Given entries:
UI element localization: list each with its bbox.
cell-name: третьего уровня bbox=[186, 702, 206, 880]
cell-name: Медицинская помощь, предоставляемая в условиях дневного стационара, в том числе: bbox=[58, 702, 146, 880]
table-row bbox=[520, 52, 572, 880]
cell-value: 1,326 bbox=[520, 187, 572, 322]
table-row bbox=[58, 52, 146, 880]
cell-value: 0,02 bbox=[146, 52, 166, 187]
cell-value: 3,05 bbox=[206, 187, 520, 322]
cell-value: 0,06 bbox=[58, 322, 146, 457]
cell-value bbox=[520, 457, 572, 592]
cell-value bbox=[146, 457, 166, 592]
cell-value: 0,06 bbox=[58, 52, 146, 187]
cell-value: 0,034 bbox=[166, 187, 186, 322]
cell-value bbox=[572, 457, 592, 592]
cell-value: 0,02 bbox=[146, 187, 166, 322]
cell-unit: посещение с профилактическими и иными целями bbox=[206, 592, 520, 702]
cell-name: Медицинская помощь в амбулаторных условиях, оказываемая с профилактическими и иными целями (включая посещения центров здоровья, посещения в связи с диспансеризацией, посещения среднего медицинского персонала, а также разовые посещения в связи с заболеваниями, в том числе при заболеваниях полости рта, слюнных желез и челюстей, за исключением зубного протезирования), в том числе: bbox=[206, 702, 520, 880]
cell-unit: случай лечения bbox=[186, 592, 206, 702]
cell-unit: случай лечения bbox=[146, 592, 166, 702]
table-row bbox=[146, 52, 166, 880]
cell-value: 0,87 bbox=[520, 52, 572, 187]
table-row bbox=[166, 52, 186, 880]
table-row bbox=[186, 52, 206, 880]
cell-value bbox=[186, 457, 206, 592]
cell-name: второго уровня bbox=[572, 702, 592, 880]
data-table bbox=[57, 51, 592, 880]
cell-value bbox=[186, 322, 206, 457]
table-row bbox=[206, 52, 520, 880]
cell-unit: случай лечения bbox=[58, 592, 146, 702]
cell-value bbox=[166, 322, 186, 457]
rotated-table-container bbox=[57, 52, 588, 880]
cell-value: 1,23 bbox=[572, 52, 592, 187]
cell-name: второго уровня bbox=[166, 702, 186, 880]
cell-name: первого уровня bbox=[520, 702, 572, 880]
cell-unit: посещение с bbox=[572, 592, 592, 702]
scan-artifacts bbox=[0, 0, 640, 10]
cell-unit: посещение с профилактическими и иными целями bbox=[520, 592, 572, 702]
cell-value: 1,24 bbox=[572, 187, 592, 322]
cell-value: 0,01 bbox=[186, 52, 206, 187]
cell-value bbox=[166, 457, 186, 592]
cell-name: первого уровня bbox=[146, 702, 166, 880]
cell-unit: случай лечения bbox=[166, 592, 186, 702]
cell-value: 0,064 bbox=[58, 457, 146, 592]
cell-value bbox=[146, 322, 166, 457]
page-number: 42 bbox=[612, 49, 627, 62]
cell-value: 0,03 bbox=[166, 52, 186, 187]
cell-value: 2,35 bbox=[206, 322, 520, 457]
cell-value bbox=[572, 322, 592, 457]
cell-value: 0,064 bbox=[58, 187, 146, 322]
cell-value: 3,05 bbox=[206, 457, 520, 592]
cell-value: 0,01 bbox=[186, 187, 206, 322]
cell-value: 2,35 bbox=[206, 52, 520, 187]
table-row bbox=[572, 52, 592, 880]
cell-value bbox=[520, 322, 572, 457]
...
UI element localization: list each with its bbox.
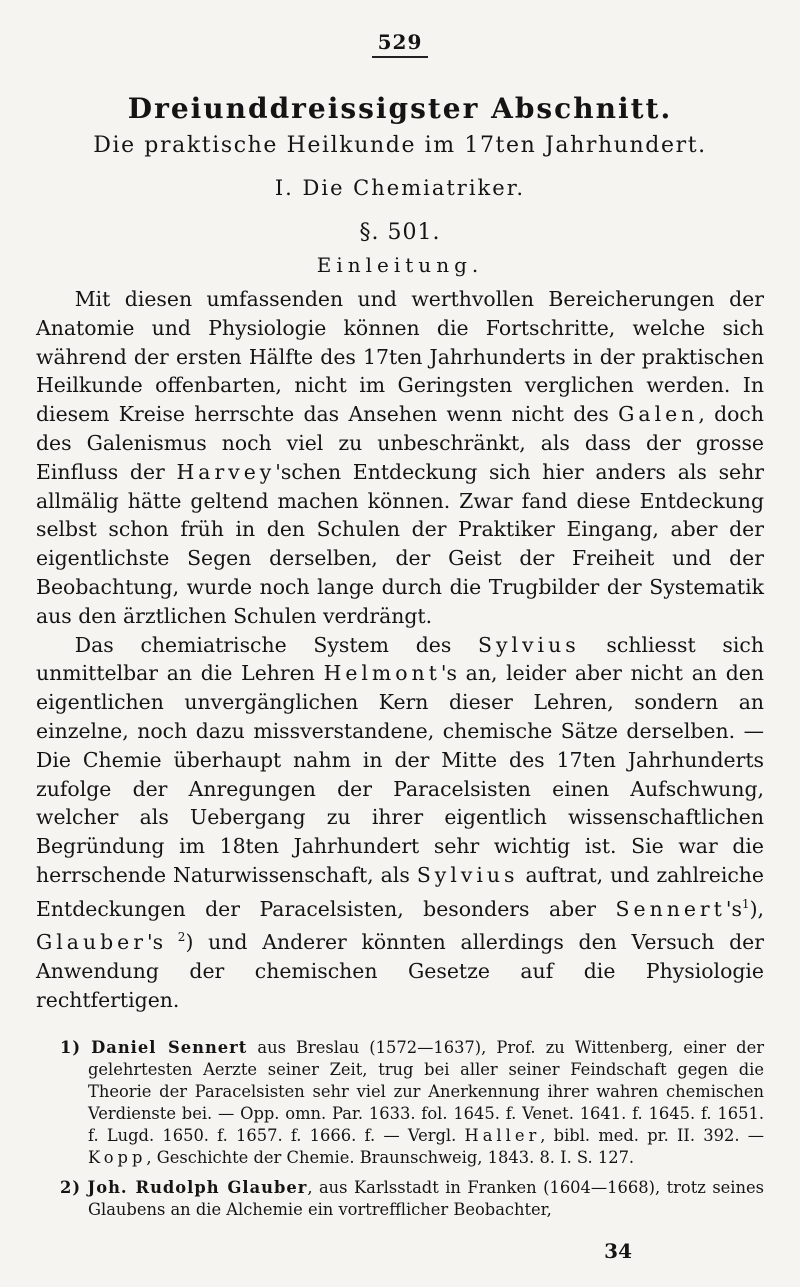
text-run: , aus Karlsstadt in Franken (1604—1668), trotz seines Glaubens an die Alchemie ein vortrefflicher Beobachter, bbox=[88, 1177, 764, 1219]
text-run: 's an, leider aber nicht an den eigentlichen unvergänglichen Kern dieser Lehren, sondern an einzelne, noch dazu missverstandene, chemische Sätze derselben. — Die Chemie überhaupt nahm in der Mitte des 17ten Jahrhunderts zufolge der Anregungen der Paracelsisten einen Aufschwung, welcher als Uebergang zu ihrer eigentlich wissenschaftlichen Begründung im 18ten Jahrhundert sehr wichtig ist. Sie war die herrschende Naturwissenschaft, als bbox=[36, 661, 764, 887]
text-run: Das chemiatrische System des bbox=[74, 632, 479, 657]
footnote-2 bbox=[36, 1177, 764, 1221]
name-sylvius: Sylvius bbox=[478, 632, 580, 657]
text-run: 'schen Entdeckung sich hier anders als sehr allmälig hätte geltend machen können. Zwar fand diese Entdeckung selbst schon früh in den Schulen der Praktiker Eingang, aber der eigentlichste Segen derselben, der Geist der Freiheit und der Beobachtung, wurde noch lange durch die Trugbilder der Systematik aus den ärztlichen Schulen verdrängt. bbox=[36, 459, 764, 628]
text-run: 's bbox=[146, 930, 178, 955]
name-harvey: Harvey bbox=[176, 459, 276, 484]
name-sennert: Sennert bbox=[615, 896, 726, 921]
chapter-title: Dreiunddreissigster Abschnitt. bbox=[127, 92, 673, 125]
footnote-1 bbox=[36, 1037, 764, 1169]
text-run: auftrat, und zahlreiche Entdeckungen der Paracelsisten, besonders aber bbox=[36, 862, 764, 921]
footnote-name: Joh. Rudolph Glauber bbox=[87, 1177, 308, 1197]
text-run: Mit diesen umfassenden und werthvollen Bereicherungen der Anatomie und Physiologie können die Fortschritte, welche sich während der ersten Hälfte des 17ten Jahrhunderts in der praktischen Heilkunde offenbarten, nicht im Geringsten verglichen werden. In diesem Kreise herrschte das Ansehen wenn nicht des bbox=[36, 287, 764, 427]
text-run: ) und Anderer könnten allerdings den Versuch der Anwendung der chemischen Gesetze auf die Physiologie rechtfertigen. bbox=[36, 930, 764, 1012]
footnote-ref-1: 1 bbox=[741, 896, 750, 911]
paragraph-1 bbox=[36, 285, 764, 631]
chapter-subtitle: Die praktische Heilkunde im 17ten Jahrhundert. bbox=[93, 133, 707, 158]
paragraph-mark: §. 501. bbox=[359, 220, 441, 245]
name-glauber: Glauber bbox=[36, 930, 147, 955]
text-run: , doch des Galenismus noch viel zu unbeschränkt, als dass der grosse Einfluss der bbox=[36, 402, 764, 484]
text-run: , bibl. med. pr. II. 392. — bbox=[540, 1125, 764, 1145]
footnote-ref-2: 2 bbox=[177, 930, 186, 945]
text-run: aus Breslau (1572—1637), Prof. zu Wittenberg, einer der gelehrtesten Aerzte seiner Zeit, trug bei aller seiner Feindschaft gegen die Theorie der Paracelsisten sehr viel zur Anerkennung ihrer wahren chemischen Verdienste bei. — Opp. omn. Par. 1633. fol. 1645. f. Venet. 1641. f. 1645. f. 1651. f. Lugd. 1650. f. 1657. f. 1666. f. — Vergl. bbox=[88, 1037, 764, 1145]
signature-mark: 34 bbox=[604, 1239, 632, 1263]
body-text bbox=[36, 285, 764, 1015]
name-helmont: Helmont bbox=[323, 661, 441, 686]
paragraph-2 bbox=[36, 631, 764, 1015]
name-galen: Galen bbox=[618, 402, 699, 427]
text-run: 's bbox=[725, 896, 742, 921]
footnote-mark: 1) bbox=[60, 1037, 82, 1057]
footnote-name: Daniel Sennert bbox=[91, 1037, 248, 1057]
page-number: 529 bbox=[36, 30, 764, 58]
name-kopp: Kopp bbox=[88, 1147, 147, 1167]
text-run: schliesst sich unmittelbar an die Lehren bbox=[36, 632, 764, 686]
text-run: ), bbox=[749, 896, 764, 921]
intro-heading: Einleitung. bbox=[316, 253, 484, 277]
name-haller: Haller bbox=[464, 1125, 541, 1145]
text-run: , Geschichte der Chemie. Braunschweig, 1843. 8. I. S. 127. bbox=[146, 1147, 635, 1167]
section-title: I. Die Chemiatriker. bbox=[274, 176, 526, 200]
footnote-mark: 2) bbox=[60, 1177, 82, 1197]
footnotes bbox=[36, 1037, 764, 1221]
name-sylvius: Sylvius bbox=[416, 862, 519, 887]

Your objective:
Starting at the record line that contains "text-run: , aus" and stopping after the one that contains "name-sennert: Sennert bbox=[615, 896, 726, 921]", express those lines as a JSON list of strings with one string per line and no blank lines.

Answer for the task:
[
  "text-run: , aus Karlsstadt in Franken (1604—1668), trotz seines Glaubens an die Alchemie ein vortrefflicher Beobachter, bbox=[88, 1177, 764, 1219]",
  "text-run: 's an, leider aber nicht an den eigentlichen unvergänglichen Kern dieser Lehren, sondern an einzelne, noch dazu missverstandene, chemische Sätze derselben. — Die Chemie überhaupt nahm in der Mitte des 17ten Jahrhunderts zufolge der Anregungen der Paracelsisten einen Aufschwung, welcher als Uebergang zu ihrer eigentlich wissenschaftlichen Begründung im 18ten Jahrhundert sehr wichtig ist. Sie war die herrschende Naturwissenschaft, als bbox=[36, 661, 764, 887]",
  "text-run: Das chemiatrische System des bbox=[74, 632, 479, 657]",
  "footnote-2 bbox=[36, 1177, 764, 1221]",
  "name-sylvius: Sylvius bbox=[478, 632, 580, 657]",
  "text-run: 'schen Entdeckung sich hier anders als sehr allmälig hätte geltend machen können. Zwar fand diese Entdeckung selbst schon früh in den Schulen der Praktiker Eingang, aber der eigentlichste Segen derselben, der Geist der Freiheit und der Beobachtung, wurde noch lange durch die Trugbilder der Systematik aus den ärztlichen Schulen verdrängt. bbox=[36, 459, 764, 628]",
  "text-run: 's bbox=[146, 930, 178, 955]",
  "name-harvey: Harvey bbox=[176, 459, 276, 484]",
  "name-sennert: Sennert bbox=[615, 896, 726, 921]"
]